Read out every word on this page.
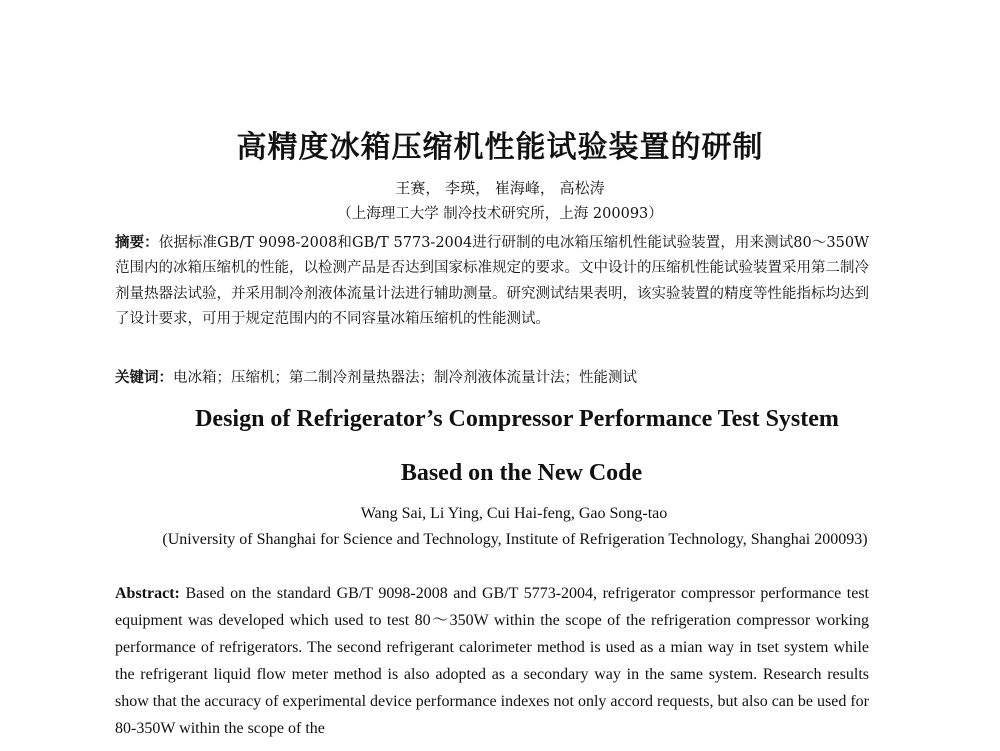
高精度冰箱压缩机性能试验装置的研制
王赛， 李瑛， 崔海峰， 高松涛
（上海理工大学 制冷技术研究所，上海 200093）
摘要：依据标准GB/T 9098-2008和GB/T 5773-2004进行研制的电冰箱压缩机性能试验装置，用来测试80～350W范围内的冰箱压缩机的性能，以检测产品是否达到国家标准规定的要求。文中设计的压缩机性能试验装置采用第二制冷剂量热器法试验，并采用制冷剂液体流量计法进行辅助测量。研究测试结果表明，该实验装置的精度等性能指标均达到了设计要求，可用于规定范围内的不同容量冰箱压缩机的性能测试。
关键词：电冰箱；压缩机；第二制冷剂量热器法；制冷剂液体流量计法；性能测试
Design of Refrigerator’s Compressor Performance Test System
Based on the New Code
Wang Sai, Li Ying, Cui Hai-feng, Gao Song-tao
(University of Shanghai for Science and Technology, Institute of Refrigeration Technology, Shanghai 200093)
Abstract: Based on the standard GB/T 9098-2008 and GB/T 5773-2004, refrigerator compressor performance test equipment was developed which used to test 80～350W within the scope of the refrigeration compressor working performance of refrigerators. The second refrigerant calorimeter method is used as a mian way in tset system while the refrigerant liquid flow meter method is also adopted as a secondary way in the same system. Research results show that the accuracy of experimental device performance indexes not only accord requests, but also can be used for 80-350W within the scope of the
============================================================
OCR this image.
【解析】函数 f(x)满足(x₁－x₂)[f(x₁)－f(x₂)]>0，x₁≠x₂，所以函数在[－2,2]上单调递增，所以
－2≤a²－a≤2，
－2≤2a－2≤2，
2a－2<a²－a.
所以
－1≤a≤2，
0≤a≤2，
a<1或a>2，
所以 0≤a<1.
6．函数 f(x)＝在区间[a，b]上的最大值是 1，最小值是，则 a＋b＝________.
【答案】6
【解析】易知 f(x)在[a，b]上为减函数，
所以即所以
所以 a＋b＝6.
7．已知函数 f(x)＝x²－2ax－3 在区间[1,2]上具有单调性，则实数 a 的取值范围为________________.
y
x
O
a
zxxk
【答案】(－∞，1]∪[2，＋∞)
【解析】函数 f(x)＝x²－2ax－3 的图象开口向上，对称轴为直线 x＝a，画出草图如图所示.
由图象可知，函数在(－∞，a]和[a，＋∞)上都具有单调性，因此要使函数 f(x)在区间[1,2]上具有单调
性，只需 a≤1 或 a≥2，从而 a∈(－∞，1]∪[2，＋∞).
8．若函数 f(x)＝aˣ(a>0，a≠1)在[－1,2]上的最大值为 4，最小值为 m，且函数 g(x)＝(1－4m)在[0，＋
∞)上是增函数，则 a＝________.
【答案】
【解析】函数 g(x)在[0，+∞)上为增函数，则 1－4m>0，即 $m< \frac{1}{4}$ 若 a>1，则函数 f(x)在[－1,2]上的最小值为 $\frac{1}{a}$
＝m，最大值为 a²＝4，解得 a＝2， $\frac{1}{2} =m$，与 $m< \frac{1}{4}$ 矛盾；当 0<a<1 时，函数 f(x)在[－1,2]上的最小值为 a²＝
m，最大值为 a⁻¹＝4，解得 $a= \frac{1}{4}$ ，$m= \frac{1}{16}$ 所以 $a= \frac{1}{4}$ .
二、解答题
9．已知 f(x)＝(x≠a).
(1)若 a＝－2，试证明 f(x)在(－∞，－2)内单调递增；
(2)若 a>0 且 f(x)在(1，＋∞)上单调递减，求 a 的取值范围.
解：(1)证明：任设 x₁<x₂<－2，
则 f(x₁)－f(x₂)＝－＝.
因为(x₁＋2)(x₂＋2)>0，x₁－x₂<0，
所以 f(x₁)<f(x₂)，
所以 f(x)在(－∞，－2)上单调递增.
============================================================
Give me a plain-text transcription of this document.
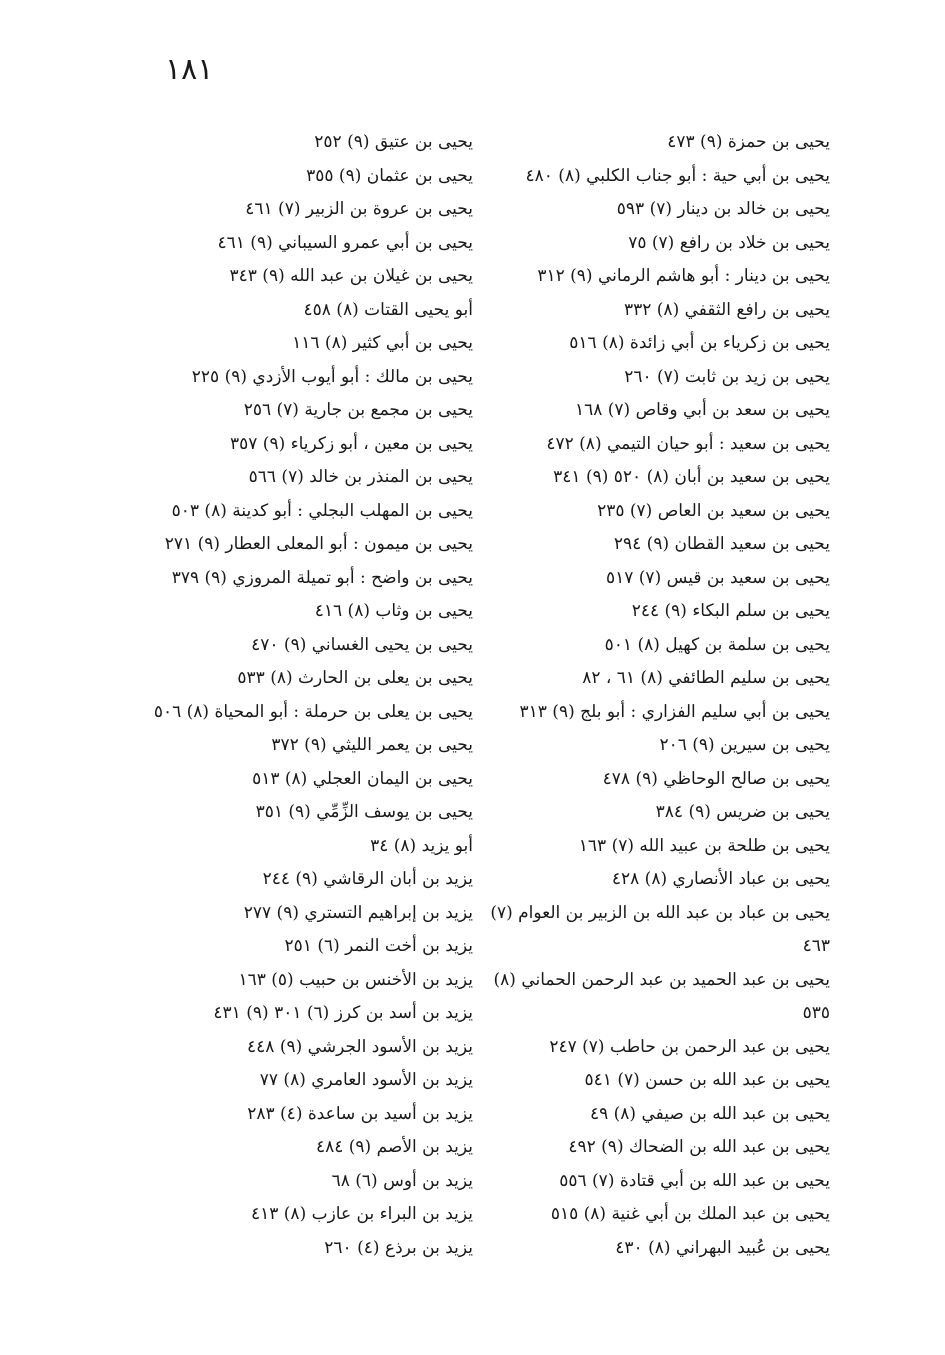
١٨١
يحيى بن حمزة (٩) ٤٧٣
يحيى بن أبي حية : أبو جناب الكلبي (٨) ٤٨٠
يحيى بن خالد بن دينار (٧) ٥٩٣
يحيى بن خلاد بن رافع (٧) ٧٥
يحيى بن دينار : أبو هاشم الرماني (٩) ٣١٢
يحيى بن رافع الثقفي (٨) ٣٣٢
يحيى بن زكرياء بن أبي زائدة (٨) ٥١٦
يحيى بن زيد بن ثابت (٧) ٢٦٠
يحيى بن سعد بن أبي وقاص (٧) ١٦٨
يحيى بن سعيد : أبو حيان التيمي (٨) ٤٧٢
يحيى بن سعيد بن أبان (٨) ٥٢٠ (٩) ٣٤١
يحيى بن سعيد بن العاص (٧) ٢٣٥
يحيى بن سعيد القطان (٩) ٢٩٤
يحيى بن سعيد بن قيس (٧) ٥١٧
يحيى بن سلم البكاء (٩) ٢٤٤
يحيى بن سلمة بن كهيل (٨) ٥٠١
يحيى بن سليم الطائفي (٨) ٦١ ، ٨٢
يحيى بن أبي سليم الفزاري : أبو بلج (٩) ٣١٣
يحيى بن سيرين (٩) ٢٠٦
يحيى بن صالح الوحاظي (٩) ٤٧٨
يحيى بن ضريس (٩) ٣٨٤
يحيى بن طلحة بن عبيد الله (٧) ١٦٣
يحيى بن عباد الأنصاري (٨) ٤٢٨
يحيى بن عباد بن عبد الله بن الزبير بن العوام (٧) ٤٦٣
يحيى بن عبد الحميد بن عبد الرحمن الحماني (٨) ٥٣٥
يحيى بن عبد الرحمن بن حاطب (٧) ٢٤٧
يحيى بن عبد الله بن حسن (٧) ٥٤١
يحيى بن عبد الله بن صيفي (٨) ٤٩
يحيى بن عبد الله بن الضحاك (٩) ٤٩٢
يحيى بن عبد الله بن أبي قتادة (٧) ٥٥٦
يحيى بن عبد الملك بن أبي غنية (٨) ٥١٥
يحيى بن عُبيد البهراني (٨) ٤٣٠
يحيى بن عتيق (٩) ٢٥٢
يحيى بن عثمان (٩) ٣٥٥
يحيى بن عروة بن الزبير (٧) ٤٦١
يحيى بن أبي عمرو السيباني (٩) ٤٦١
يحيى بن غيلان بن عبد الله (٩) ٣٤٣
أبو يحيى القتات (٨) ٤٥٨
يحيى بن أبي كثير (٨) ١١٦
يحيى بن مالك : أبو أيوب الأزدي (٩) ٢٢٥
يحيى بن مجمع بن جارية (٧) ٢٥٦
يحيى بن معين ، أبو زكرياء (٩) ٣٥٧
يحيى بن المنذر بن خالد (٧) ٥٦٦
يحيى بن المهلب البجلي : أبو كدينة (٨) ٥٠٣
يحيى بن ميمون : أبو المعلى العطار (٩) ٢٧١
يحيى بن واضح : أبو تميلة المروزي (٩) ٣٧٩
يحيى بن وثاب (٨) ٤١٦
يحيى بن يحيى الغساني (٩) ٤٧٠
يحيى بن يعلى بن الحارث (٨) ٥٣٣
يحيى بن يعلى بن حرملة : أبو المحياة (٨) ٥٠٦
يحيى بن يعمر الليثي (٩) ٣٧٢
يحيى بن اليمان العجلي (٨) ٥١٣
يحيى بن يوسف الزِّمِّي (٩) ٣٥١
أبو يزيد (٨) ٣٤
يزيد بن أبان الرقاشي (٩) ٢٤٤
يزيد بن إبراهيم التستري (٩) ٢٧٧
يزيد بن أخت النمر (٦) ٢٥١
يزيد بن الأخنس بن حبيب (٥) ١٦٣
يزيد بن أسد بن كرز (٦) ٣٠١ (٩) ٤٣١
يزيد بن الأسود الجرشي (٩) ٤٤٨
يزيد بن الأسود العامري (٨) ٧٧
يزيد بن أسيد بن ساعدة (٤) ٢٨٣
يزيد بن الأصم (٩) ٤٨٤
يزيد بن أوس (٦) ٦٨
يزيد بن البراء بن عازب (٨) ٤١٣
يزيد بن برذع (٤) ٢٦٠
============================================================
-- Brief --
Copy all lines of the material above where the string "سعيد" occurs.

-- Answer in full --
يحيى بن سعيد : أبو حيان التيمي (٨) ٤٧٢
يحيى بن سعيد بن أبان (٨) ٥٢٠ (٩) ٣٤١
يحيى بن سعيد بن العاص (٧) ٢٣٥
يحيى بن سعيد القطان (٩) ٢٩٤
يحيى بن سعيد بن قيس (٧) ٥١٧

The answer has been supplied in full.